§ **WHAT THIS TASK INVOLVES**: Each line of the records below that holds "growth" should be returned.

[Figure record extracts]
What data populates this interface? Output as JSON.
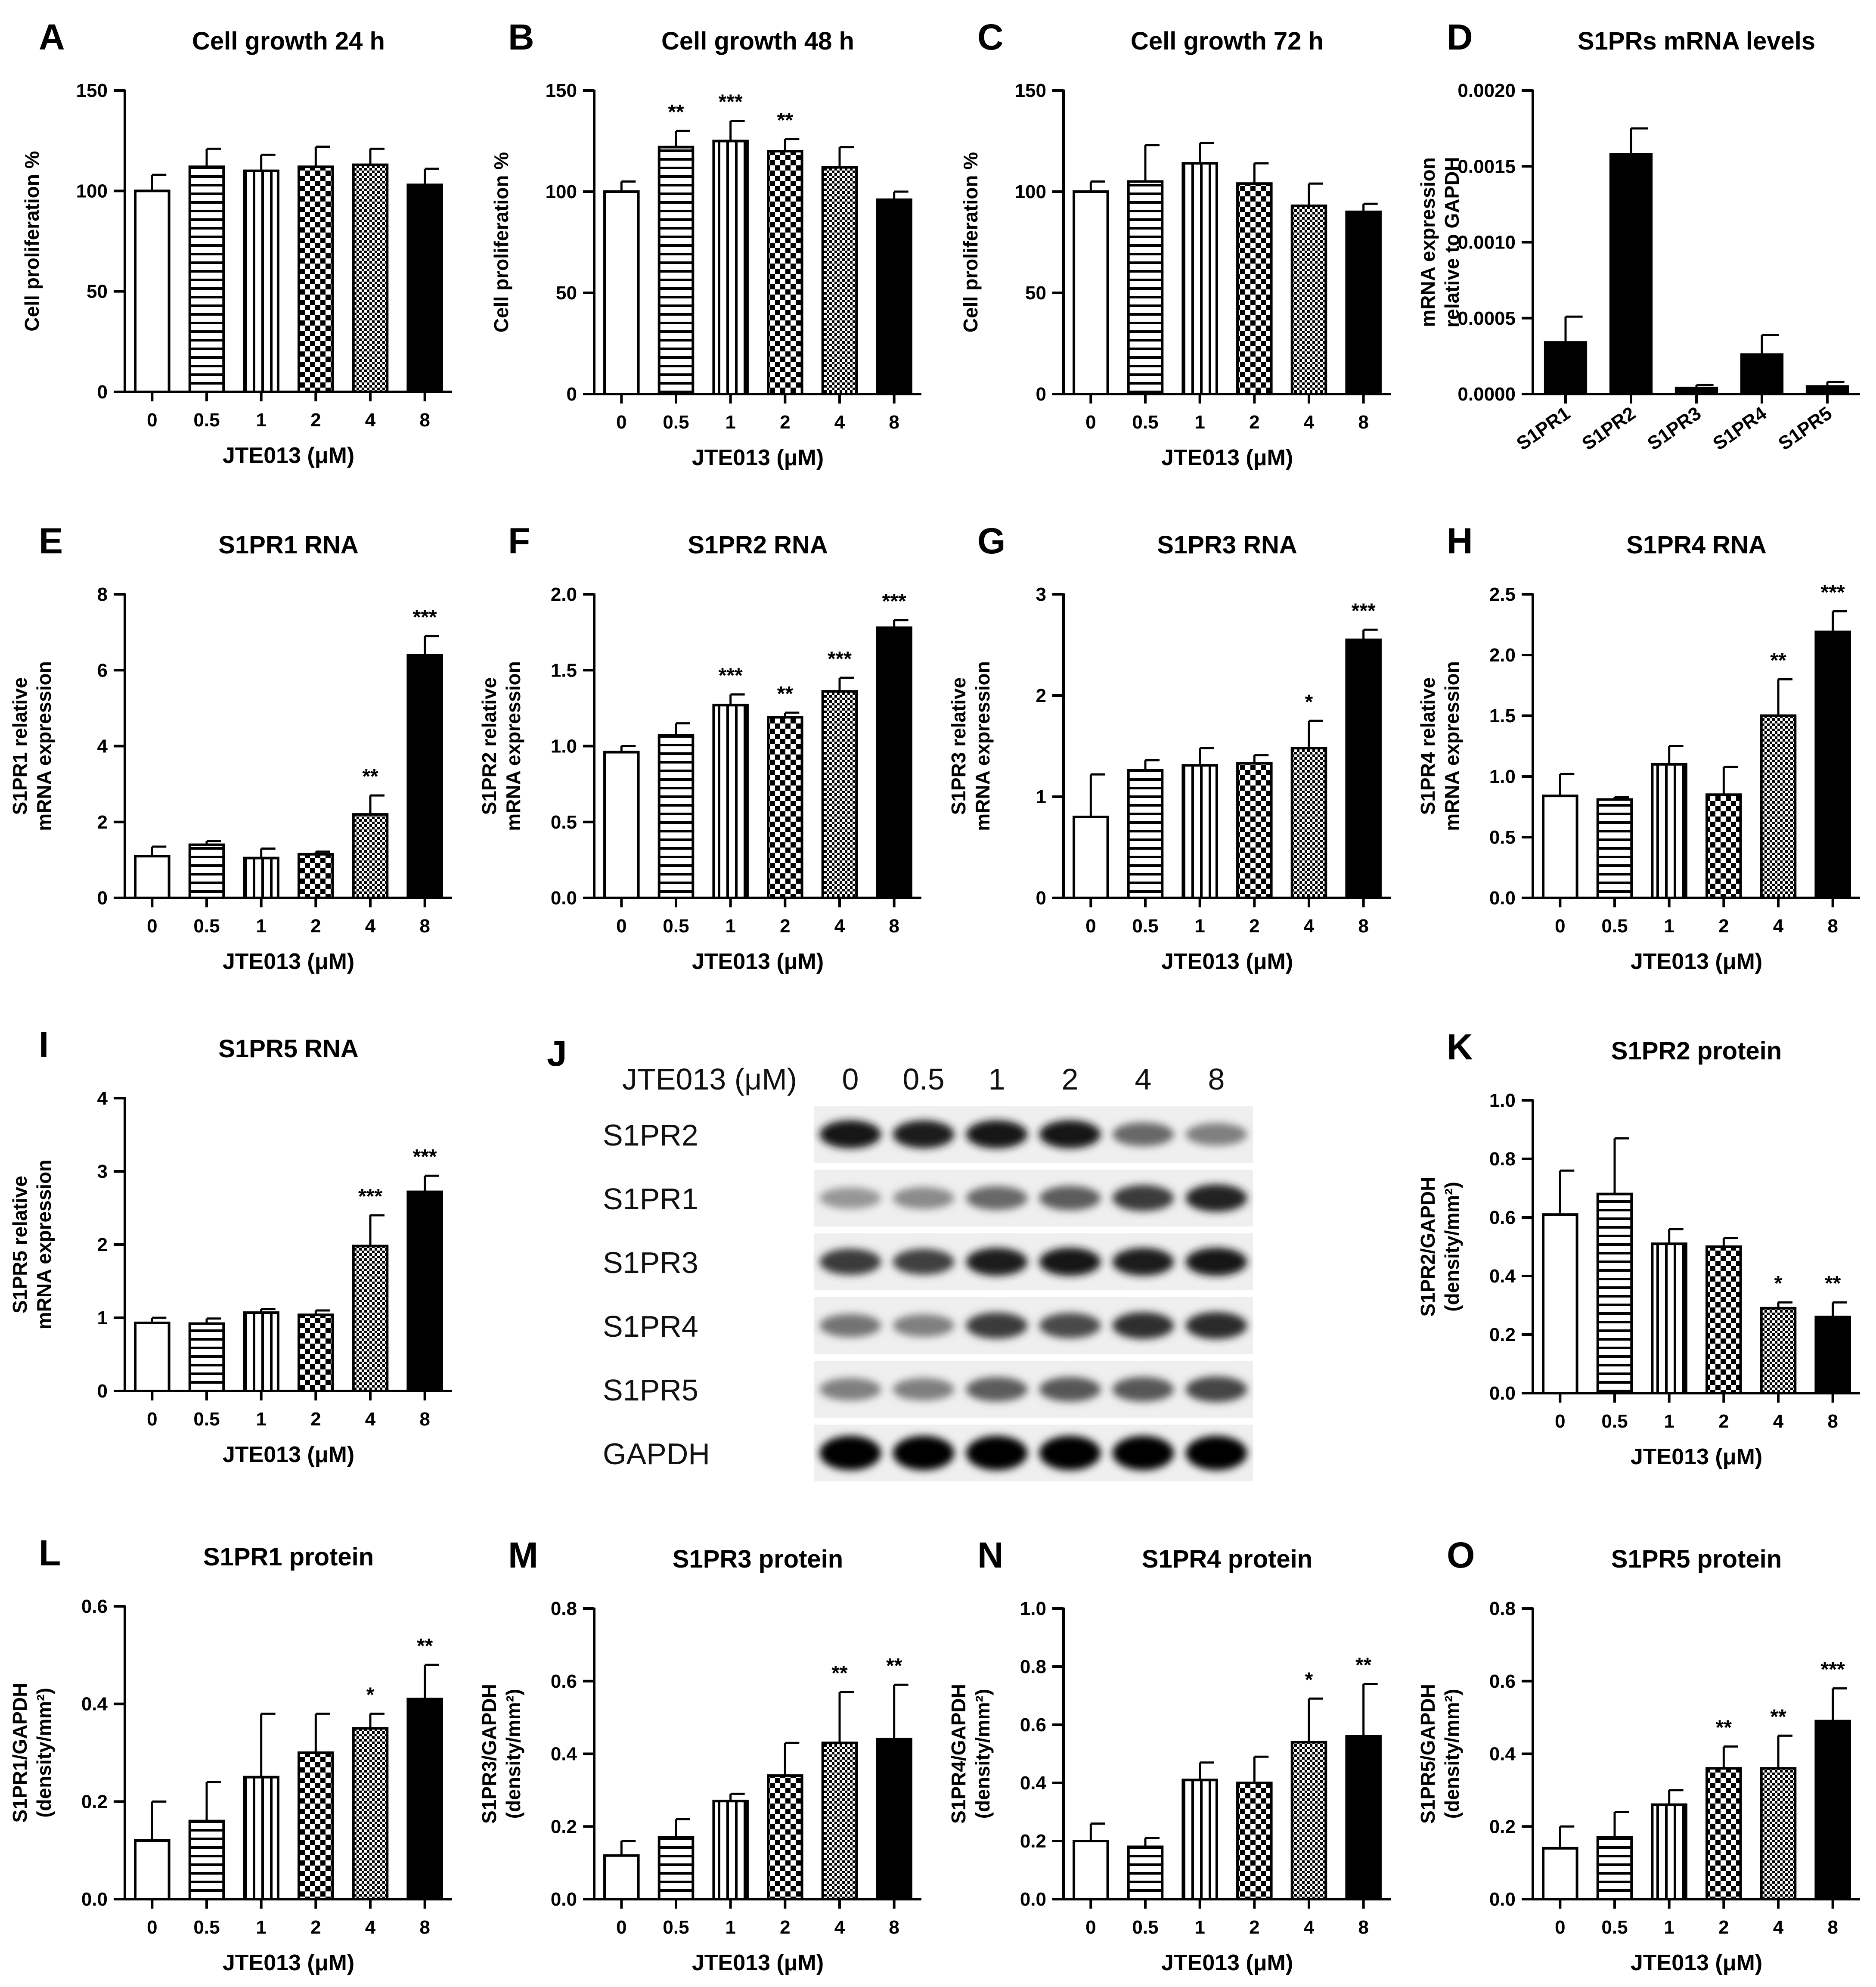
{
  "xlabel": "JTE013 (μM)",
  "doses": [
    "0",
    "0.5",
    "1",
    "2",
    "4",
    "8"
  ],
  "patterns": [
    "white",
    "hlines",
    "vlines",
    "checker",
    "dense",
    "black"
  ],
  "western_blot": {
    "letter": "J",
    "header_label": "JTE013 (μM)",
    "lanes": [
      "0",
      "0.5",
      "1",
      "2",
      "4",
      "8"
    ],
    "rows": [
      {
        "label": "S1PR2",
        "intensity": [
          0.9,
          0.88,
          0.9,
          0.9,
          0.55,
          0.45
        ]
      },
      {
        "label": "S1PR1",
        "intensity": [
          0.35,
          0.4,
          0.55,
          0.6,
          0.75,
          0.85
        ]
      },
      {
        "label": "S1PR3",
        "intensity": [
          0.75,
          0.72,
          0.88,
          0.9,
          0.88,
          0.9
        ]
      },
      {
        "label": "S1PR4",
        "intensity": [
          0.5,
          0.45,
          0.75,
          0.68,
          0.8,
          0.82
        ]
      },
      {
        "label": "S1PR5",
        "intensity": [
          0.45,
          0.45,
          0.6,
          0.62,
          0.62,
          0.7
        ]
      },
      {
        "label": "GAPDH",
        "intensity": [
          0.98,
          0.98,
          0.98,
          0.98,
          0.98,
          0.98
        ]
      }
    ]
  },
  "chart_data": [
    {
      "letter": "A",
      "type": "bar",
      "title": "Cell growth 24 h",
      "ylabel": [
        "Cell proliferation %"
      ],
      "xlabel": "JTE013 (μM)",
      "categories": [
        "0",
        "0.5",
        "1",
        "2",
        "4",
        "8"
      ],
      "values": [
        100,
        112,
        110,
        112,
        113,
        103
      ],
      "errors": [
        8,
        9,
        8,
        10,
        8,
        8
      ],
      "stars": [
        "",
        "",
        "",
        "",
        "",
        ""
      ],
      "ylim": [
        0,
        150
      ],
      "yticks": [
        "0",
        "50",
        "100",
        "150"
      ]
    },
    {
      "letter": "B",
      "type": "bar",
      "title": "Cell growth 48 h",
      "ylabel": [
        "Cell proliferation %"
      ],
      "xlabel": "JTE013 (μM)",
      "categories": [
        "0",
        "0.5",
        "1",
        "2",
        "4",
        "8"
      ],
      "values": [
        100,
        122,
        125,
        120,
        112,
        96
      ],
      "errors": [
        5,
        8,
        10,
        6,
        10,
        4
      ],
      "stars": [
        "",
        "**",
        "***",
        "**",
        "",
        ""
      ],
      "ylim": [
        0,
        150
      ],
      "yticks": [
        "0",
        "50",
        "100",
        "150"
      ]
    },
    {
      "letter": "C",
      "type": "bar",
      "title": "Cell growth 72 h",
      "ylabel": [
        "Cell proliferation %"
      ],
      "xlabel": "JTE013 (μM)",
      "categories": [
        "0",
        "0.5",
        "1",
        "2",
        "4",
        "8"
      ],
      "values": [
        100,
        105,
        114,
        104,
        93,
        90
      ],
      "errors": [
        5,
        18,
        10,
        10,
        11,
        4
      ],
      "stars": [
        "",
        "",
        "",
        "",
        "",
        ""
      ],
      "ylim": [
        0,
        150
      ],
      "yticks": [
        "0",
        "50",
        "100",
        "150"
      ]
    },
    {
      "letter": "D",
      "type": "bar",
      "title": "S1PRs mRNA levels",
      "ylabel": [
        "mRNA expression",
        "relative to GAPDH"
      ],
      "xlabel": "",
      "categories": [
        "S1PR1",
        "S1PR2",
        "S1PR3",
        "S1PR4",
        "S1PR5"
      ],
      "values": [
        0.00034,
        0.00158,
        4e-05,
        0.00026,
        5e-05
      ],
      "errors": [
        0.00017,
        0.00017,
        2e-05,
        0.00013,
        3e-05
      ],
      "stars": [
        "",
        "",
        "",
        "",
        ""
      ],
      "ylim": [
        0,
        0.002
      ],
      "yticks": [
        "0.0000",
        "0.0005",
        "0.0010",
        "0.0015",
        "0.0020"
      ],
      "rotate_labels": true
    },
    {
      "letter": "E",
      "type": "bar",
      "title": "S1PR1 RNA",
      "ylabel": [
        "S1PR1 relative",
        "mRNA expression"
      ],
      "xlabel": "JTE013 (μM)",
      "categories": [
        "0",
        "0.5",
        "1",
        "2",
        "4",
        "8"
      ],
      "values": [
        1.1,
        1.4,
        1.05,
        1.15,
        2.2,
        6.4
      ],
      "errors": [
        0.25,
        0.1,
        0.25,
        0.07,
        0.5,
        0.5
      ],
      "stars": [
        "",
        "",
        "",
        "",
        "**",
        "***"
      ],
      "ylim": [
        0,
        8
      ],
      "yticks": [
        "0",
        "2",
        "4",
        "6",
        "8"
      ]
    },
    {
      "letter": "F",
      "type": "bar",
      "title": "S1PR2 RNA",
      "ylabel": [
        "S1PR2 relative",
        "mRNA expression"
      ],
      "xlabel": "JTE013 (μM)",
      "categories": [
        "0",
        "0.5",
        "1",
        "2",
        "4",
        "8"
      ],
      "values": [
        0.96,
        1.07,
        1.27,
        1.19,
        1.36,
        1.78
      ],
      "errors": [
        0.04,
        0.08,
        0.07,
        0.03,
        0.09,
        0.05
      ],
      "stars": [
        "",
        "",
        "***",
        "**",
        "***",
        "***"
      ],
      "ylim": [
        0,
        2.0
      ],
      "yticks": [
        "0.0",
        "0.5",
        "1.0",
        "1.5",
        "2.0"
      ]
    },
    {
      "letter": "G",
      "type": "bar",
      "title": "S1PR3 RNA",
      "ylabel": [
        "S1PR3 relative",
        "mRNA expression"
      ],
      "xlabel": "JTE013 (μM)",
      "categories": [
        "0",
        "0.5",
        "1",
        "2",
        "4",
        "8"
      ],
      "values": [
        0.8,
        1.26,
        1.31,
        1.33,
        1.48,
        2.55
      ],
      "errors": [
        0.42,
        0.1,
        0.17,
        0.08,
        0.27,
        0.1
      ],
      "stars": [
        "",
        "",
        "",
        "",
        "*",
        "***"
      ],
      "ylim": [
        0,
        3
      ],
      "yticks": [
        "0",
        "1",
        "2",
        "3"
      ]
    },
    {
      "letter": "H",
      "type": "bar",
      "title": "S1PR4 RNA",
      "ylabel": [
        "S1PR4 relative",
        "mRNA expression"
      ],
      "xlabel": "JTE013 (μM)",
      "categories": [
        "0",
        "0.5",
        "1",
        "2",
        "4",
        "8"
      ],
      "values": [
        0.84,
        0.81,
        1.1,
        0.85,
        1.5,
        2.19
      ],
      "errors": [
        0.18,
        0.02,
        0.15,
        0.23,
        0.3,
        0.17
      ],
      "stars": [
        "",
        "",
        "",
        "",
        "**",
        "***"
      ],
      "ylim": [
        0,
        2.5
      ],
      "yticks": [
        "0.0",
        "0.5",
        "1.0",
        "1.5",
        "2.0",
        "2.5"
      ]
    },
    {
      "letter": "I",
      "type": "bar",
      "title": "S1PR5 RNA",
      "ylabel": [
        "S1PR5 relative",
        "mRNA expression"
      ],
      "xlabel": "JTE013 (μM)",
      "categories": [
        "0",
        "0.5",
        "1",
        "2",
        "4",
        "8"
      ],
      "values": [
        0.93,
        0.92,
        1.07,
        1.04,
        1.98,
        2.72
      ],
      "errors": [
        0.07,
        0.07,
        0.05,
        0.06,
        0.42,
        0.22
      ],
      "stars": [
        "",
        "",
        "",
        "",
        "***",
        "***"
      ],
      "ylim": [
        0,
        4
      ],
      "yticks": [
        "0",
        "1",
        "2",
        "3",
        "4"
      ]
    },
    {
      "letter": "K",
      "type": "bar",
      "title": "S1PR2 protein",
      "ylabel": [
        "S1PR2/GAPDH",
        "(density/mm²)"
      ],
      "xlabel": "JTE013 (μM)",
      "categories": [
        "0",
        "0.5",
        "1",
        "2",
        "4",
        "8"
      ],
      "values": [
        0.61,
        0.68,
        0.51,
        0.5,
        0.29,
        0.26
      ],
      "errors": [
        0.15,
        0.19,
        0.05,
        0.03,
        0.02,
        0.05
      ],
      "stars": [
        "",
        "",
        "",
        "",
        "*",
        "**"
      ],
      "ylim": [
        0,
        1.0
      ],
      "yticks": [
        "0.0",
        "0.2",
        "0.4",
        "0.6",
        "0.8",
        "1.0"
      ]
    },
    {
      "letter": "L",
      "type": "bar",
      "title": "S1PR1 protein",
      "ylabel": [
        "S1PR1/GAPDH",
        "(density/mm²)"
      ],
      "xlabel": "JTE013 (μM)",
      "categories": [
        "0",
        "0.5",
        "1",
        "2",
        "4",
        "8"
      ],
      "values": [
        0.12,
        0.16,
        0.25,
        0.3,
        0.35,
        0.41
      ],
      "errors": [
        0.08,
        0.08,
        0.13,
        0.08,
        0.03,
        0.07
      ],
      "stars": [
        "",
        "",
        "",
        "",
        "*",
        "**"
      ],
      "ylim": [
        0,
        0.6
      ],
      "yticks": [
        "0.0",
        "0.2",
        "0.4",
        "0.6"
      ]
    },
    {
      "letter": "M",
      "type": "bar",
      "title": "S1PR3 protein",
      "ylabel": [
        "S1PR3/GAPDH",
        "(density/mm²)"
      ],
      "xlabel": "JTE013 (μM)",
      "categories": [
        "0",
        "0.5",
        "1",
        "2",
        "4",
        "8"
      ],
      "values": [
        0.12,
        0.17,
        0.27,
        0.34,
        0.43,
        0.44
      ],
      "errors": [
        0.04,
        0.05,
        0.02,
        0.09,
        0.14,
        0.15
      ],
      "stars": [
        "",
        "",
        "",
        "",
        "**",
        "**"
      ],
      "ylim": [
        0,
        0.8
      ],
      "yticks": [
        "0.0",
        "0.2",
        "0.4",
        "0.6",
        "0.8"
      ]
    },
    {
      "letter": "N",
      "type": "bar",
      "title": "S1PR4 protein",
      "ylabel": [
        "S1PR4/GAPDH",
        "(density/mm²)"
      ],
      "xlabel": "JTE013 (μM)",
      "categories": [
        "0",
        "0.5",
        "1",
        "2",
        "4",
        "8"
      ],
      "values": [
        0.2,
        0.18,
        0.41,
        0.4,
        0.54,
        0.56
      ],
      "errors": [
        0.06,
        0.03,
        0.06,
        0.09,
        0.15,
        0.18
      ],
      "stars": [
        "",
        "",
        "",
        "",
        "*",
        "**"
      ],
      "ylim": [
        0,
        1.0
      ],
      "yticks": [
        "0.0",
        "0.2",
        "0.4",
        "0.6",
        "0.8",
        "1.0"
      ]
    },
    {
      "letter": "O",
      "type": "bar",
      "title": "S1PR5 protein",
      "ylabel": [
        "S1PR5/GAPDH",
        "(density/mm²)"
      ],
      "xlabel": "JTE013 (μM)",
      "categories": [
        "0",
        "0.5",
        "1",
        "2",
        "4",
        "8"
      ],
      "values": [
        0.14,
        0.17,
        0.26,
        0.36,
        0.36,
        0.49
      ],
      "errors": [
        0.06,
        0.07,
        0.04,
        0.06,
        0.09,
        0.09
      ],
      "stars": [
        "",
        "",
        "",
        "**",
        "**",
        "***"
      ],
      "ylim": [
        0,
        0.8
      ],
      "yticks": [
        "0.0",
        "0.2",
        "0.4",
        "0.6",
        "0.8"
      ]
    }
  ]
}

§ **RESULT OF THE TASK**:
      "title": "Cell growth 24 h",
      "title": "Cell growth 48 h",
      "title": "Cell growth 72 h",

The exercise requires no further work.